== DATASET ==

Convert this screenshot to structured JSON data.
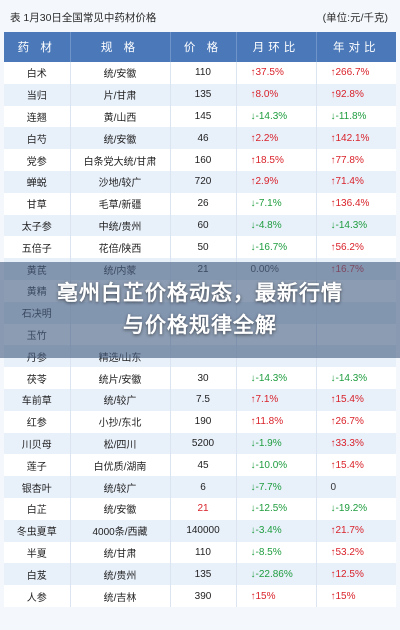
{
  "header": {
    "title": "表  1月30日全国常见中药材价格",
    "unit": "(单位:元/千克)"
  },
  "table": {
    "columns": [
      "药 材",
      "规 格",
      "价 格",
      "月环比",
      "年对比"
    ],
    "rows": [
      {
        "name": "白术",
        "spec": "统/安徽",
        "price": "110",
        "mom": "↑37.5%",
        "mom_dir": "up",
        "yoy": "↑266.7%",
        "yoy_dir": "up"
      },
      {
        "name": "当归",
        "spec": "片/甘肃",
        "price": "135",
        "mom": "↑8.0%",
        "mom_dir": "up",
        "yoy": "↑92.8%",
        "yoy_dir": "up"
      },
      {
        "name": "连翘",
        "spec": "黄/山西",
        "price": "145",
        "mom": "↓-14.3%",
        "mom_dir": "down",
        "yoy": "↓-11.8%",
        "yoy_dir": "down"
      },
      {
        "name": "白芍",
        "spec": "统/安徽",
        "price": "46",
        "mom": "↑2.2%",
        "mom_dir": "up",
        "yoy": "↑142.1%",
        "yoy_dir": "up"
      },
      {
        "name": "党参",
        "spec": "白条党大统/甘肃",
        "price": "160",
        "mom": "↑18.5%",
        "mom_dir": "up",
        "yoy": "↑77.8%",
        "yoy_dir": "up"
      },
      {
        "name": "蝉蜕",
        "spec": "沙地/较广",
        "price": "720",
        "mom": "↑2.9%",
        "mom_dir": "up",
        "yoy": "↑71.4%",
        "yoy_dir": "up"
      },
      {
        "name": "甘草",
        "spec": "毛草/新疆",
        "price": "26",
        "mom": "↓-7.1%",
        "mom_dir": "down",
        "yoy": "↑136.4%",
        "yoy_dir": "up"
      },
      {
        "name": "太子参",
        "spec": "中统/贵州",
        "price": "60",
        "mom": "↓-4.8%",
        "mom_dir": "down",
        "yoy": "↓-14.3%",
        "yoy_dir": "down"
      },
      {
        "name": "五倍子",
        "spec": "花倍/陕西",
        "price": "50",
        "mom": "↓-16.7%",
        "mom_dir": "down",
        "yoy": "↑56.2%",
        "yoy_dir": "up"
      },
      {
        "name": "黄芪",
        "spec": "统/内蒙",
        "price": "21",
        "mom": "0.00%",
        "mom_dir": "flat",
        "yoy": "↑16.7%",
        "yoy_dir": "up"
      },
      {
        "name": "黄精",
        "spec": "",
        "price": "",
        "mom": "",
        "mom_dir": "flat",
        "yoy": "",
        "yoy_dir": "flat"
      },
      {
        "name": "石决明",
        "spec": "",
        "price": "",
        "mom": "",
        "mom_dir": "flat",
        "yoy": "",
        "yoy_dir": "flat"
      },
      {
        "name": "玉竹",
        "spec": "",
        "price": "",
        "mom": "",
        "mom_dir": "flat",
        "yoy": "",
        "yoy_dir": "flat"
      },
      {
        "name": "丹参",
        "spec": "精选/山东",
        "price": "",
        "mom": "",
        "mom_dir": "flat",
        "yoy": "",
        "yoy_dir": "flat"
      },
      {
        "name": "茯苓",
        "spec": "统片/安徽",
        "price": "30",
        "mom": "↓-14.3%",
        "mom_dir": "down",
        "yoy": "↓-14.3%",
        "yoy_dir": "down"
      },
      {
        "name": "车前草",
        "spec": "统/较广",
        "price": "7.5",
        "mom": "↑7.1%",
        "mom_dir": "up",
        "yoy": "↑15.4%",
        "yoy_dir": "up"
      },
      {
        "name": "红参",
        "spec": "小抄/东北",
        "price": "190",
        "mom": "↑11.8%",
        "mom_dir": "up",
        "yoy": "↑26.7%",
        "yoy_dir": "up"
      },
      {
        "name": "川贝母",
        "spec": "松/四川",
        "price": "5200",
        "mom": "↓-1.9%",
        "mom_dir": "down",
        "yoy": "↑33.3%",
        "yoy_dir": "up"
      },
      {
        "name": "莲子",
        "spec": "白优质/湖南",
        "price": "45",
        "mom": "↓-10.0%",
        "mom_dir": "down",
        "yoy": "↑15.4%",
        "yoy_dir": "up"
      },
      {
        "name": "银杏叶",
        "spec": "统/较广",
        "price": "6",
        "mom": "↓-7.7%",
        "mom_dir": "down",
        "yoy": "0",
        "yoy_dir": "flat"
      },
      {
        "name": "白芷",
        "spec": "统/安徽",
        "price": "21",
        "price_red": true,
        "mom": "↓-12.5%",
        "mom_dir": "down",
        "yoy": "↓-19.2%",
        "yoy_dir": "down"
      },
      {
        "name": "冬虫夏草",
        "spec": "4000条/西藏",
        "price": "140000",
        "mom": "↓-3.4%",
        "mom_dir": "down",
        "yoy": "↑21.7%",
        "yoy_dir": "up"
      },
      {
        "name": "半夏",
        "spec": "统/甘肃",
        "price": "110",
        "mom": "↓-8.5%",
        "mom_dir": "down",
        "yoy": "↑53.2%",
        "yoy_dir": "up"
      },
      {
        "name": "白芨",
        "spec": "统/贵州",
        "price": "135",
        "mom": "↓-22.86%",
        "mom_dir": "down",
        "yoy": "↑12.5%",
        "yoy_dir": "up"
      },
      {
        "name": "人参",
        "spec": "统/吉林",
        "price": "390",
        "mom": "↑15%",
        "mom_dir": "up",
        "yoy": "↑15%",
        "yoy_dir": "up"
      }
    ]
  },
  "banner": {
    "text": "亳州白芷价格动态，最新行情与价格规律全解"
  },
  "colors": {
    "header_bg": "#4a78b9",
    "row_alt": "#e8f0fa",
    "up": "#d9222a",
    "down": "#1f9d3f"
  }
}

===

• _WHAT THE EXERCISE ASKS_: Your task is to retype all the entries exactly and leave out any pictures.

• _RESPONSE FOR THIS EXERCISE_:
Convert this screenshot to structured JSON data.
{
  "header": {
    "title": "表  1月30日全国常见中药材价格",
    "unit": "(单位:元/千克)"
  },
  "table": {
    "columns": [
      "药 材",
      "规 格",
      "价 格",
      "月环比",
      "年对比"
    ],
    "rows": [
      {
        "name": "白术",
        "spec": "统/安徽",
        "price": "110",
        "mom": "↑37.5%",
        "mom_dir": "up",
        "yoy": "↑266.7%",
        "yoy_dir": "up"
      },
      {
        "name": "当归",
        "spec": "片/甘肃",
        "price": "135",
        "mom": "↑8.0%",
        "mom_dir": "up",
        "yoy": "↑92.8%",
        "yoy_dir": "up"
      },
      {
        "name": "连翘",
        "spec": "黄/山西",
        "price": "145",
        "mom": "↓-14.3%",
        "mom_dir": "down",
        "yoy": "↓-11.8%",
        "yoy_dir": "down"
      },
      {
        "name": "白芍",
        "spec": "统/安徽",
        "price": "46",
        "mom": "↑2.2%",
        "mom_dir": "up",
        "yoy": "↑142.1%",
        "yoy_dir": "up"
      },
      {
        "name": "党参",
        "spec": "白条党大统/甘肃",
        "price": "160",
        "mom": "↑18.5%",
        "mom_dir": "up",
        "yoy": "↑77.8%",
        "yoy_dir": "up"
      },
      {
        "name": "蝉蜕",
        "spec": "沙地/较广",
        "price": "720",
        "mom": "↑2.9%",
        "mom_dir": "up",
        "yoy": "↑71.4%",
        "yoy_dir": "up"
      },
      {
        "name": "甘草",
        "spec": "毛草/新疆",
        "price": "26",
        "mom": "↓-7.1%",
        "mom_dir": "down",
        "yoy": "↑136.4%",
        "yoy_dir": "up"
      },
      {
        "name": "太子参",
        "spec": "中统/贵州",
        "price": "60",
        "mom": "↓-4.8%",
        "mom_dir": "down",
        "yoy": "↓-14.3%",
        "yoy_dir": "down"
      },
      {
        "name": "五倍子",
        "spec": "花倍/陕西",
        "price": "50",
        "mom": "↓-16.7%",
        "mom_dir": "down",
        "yoy": "↑56.2%",
        "yoy_dir": "up"
      },
      {
        "name": "黄芪",
        "spec": "统/内蒙",
        "price": "21",
        "mom": "0.00%",
        "mom_dir": "flat",
        "yoy": "↑16.7%",
        "yoy_dir": "up"
      },
      {
        "name": "黄精",
        "spec": "",
        "price": "",
        "mom": "",
        "mom_dir": "flat",
        "yoy": "",
        "yoy_dir": "flat"
      },
      {
        "name": "石决明",
        "spec": "",
        "price": "",
        "mom": "",
        "mom_dir": "flat",
        "yoy": "",
        "yoy_dir": "flat"
      },
      {
        "name": "玉竹",
        "spec": "",
        "price": "",
        "mom": "",
        "mom_dir": "flat",
        "yoy": "",
        "yoy_dir": "flat"
      },
      {
        "name": "丹参",
        "spec": "精选/山东",
        "price": "",
        "mom": "",
        "mom_dir": "flat",
        "yoy": "",
        "yoy_dir": "flat"
      },
      {
        "name": "茯苓",
        "spec": "统片/安徽",
        "price": "30",
        "mom": "↓-14.3%",
        "mom_dir": "down",
        "yoy": "↓-14.3%",
        "yoy_dir": "down"
      },
      {
        "name": "车前草",
        "spec": "统/较广",
        "price": "7.5",
        "mom": "↑7.1%",
        "mom_dir": "up",
        "yoy": "↑15.4%",
        "yoy_dir": "up"
      },
      {
        "name": "红参",
        "spec": "小抄/东北",
        "price": "190",
        "mom": "↑11.8%",
        "mom_dir": "up",
        "yoy": "↑26.7%",
        "yoy_dir": "up"
      },
      {
        "name": "川贝母",
        "spec": "松/四川",
        "price": "5200",
        "mom": "↓-1.9%",
        "mom_dir": "down",
        "yoy": "↑33.3%",
        "yoy_dir": "up"
      },
      {
        "name": "莲子",
        "spec": "白优质/湖南",
        "price": "45",
        "mom": "↓-10.0%",
        "mom_dir": "down",
        "yoy": "↑15.4%",
        "yoy_dir": "up"
      },
      {
        "name": "银杏叶",
        "spec": "统/较广",
        "price": "6",
        "mom": "↓-7.7%",
        "mom_dir": "down",
        "yoy": "0",
        "yoy_dir": "flat"
      },
      {
        "name": "白芷",
        "spec": "统/安徽",
        "price": "21",
        "price_red": true,
        "mom": "↓-12.5%",
        "mom_dir": "down",
        "yoy": "↓-19.2%",
        "yoy_dir": "down"
      },
      {
        "name": "冬虫夏草",
        "spec": "4000条/西藏",
        "price": "140000",
        "mom": "↓-3.4%",
        "mom_dir": "down",
        "yoy": "↑21.7%",
        "yoy_dir": "up"
      },
      {
        "name": "半夏",
        "spec": "统/甘肃",
        "price": "110",
        "mom": "↓-8.5%",
        "mom_dir": "down",
        "yoy": "↑53.2%",
        "yoy_dir": "up"
      },
      {
        "name": "白芨",
        "spec": "统/贵州",
        "price": "135",
        "mom": "↓-22.86%",
        "mom_dir": "down",
        "yoy": "↑12.5%",
        "yoy_dir": "up"
      },
      {
        "name": "人参",
        "spec": "统/吉林",
        "price": "390",
        "mom": "↑15%",
        "mom_dir": "up",
        "yoy": "↑15%",
        "yoy_dir": "up"
      }
    ]
  },
  "banner": {
    "text": "亳州白芷价格动态，最新行情与价格规律全解"
  },
  "colors": {
    "header_bg": "#4a78b9",
    "row_alt": "#e8f0fa",
    "up": "#d9222a",
    "down": "#1f9d3f"
  }
}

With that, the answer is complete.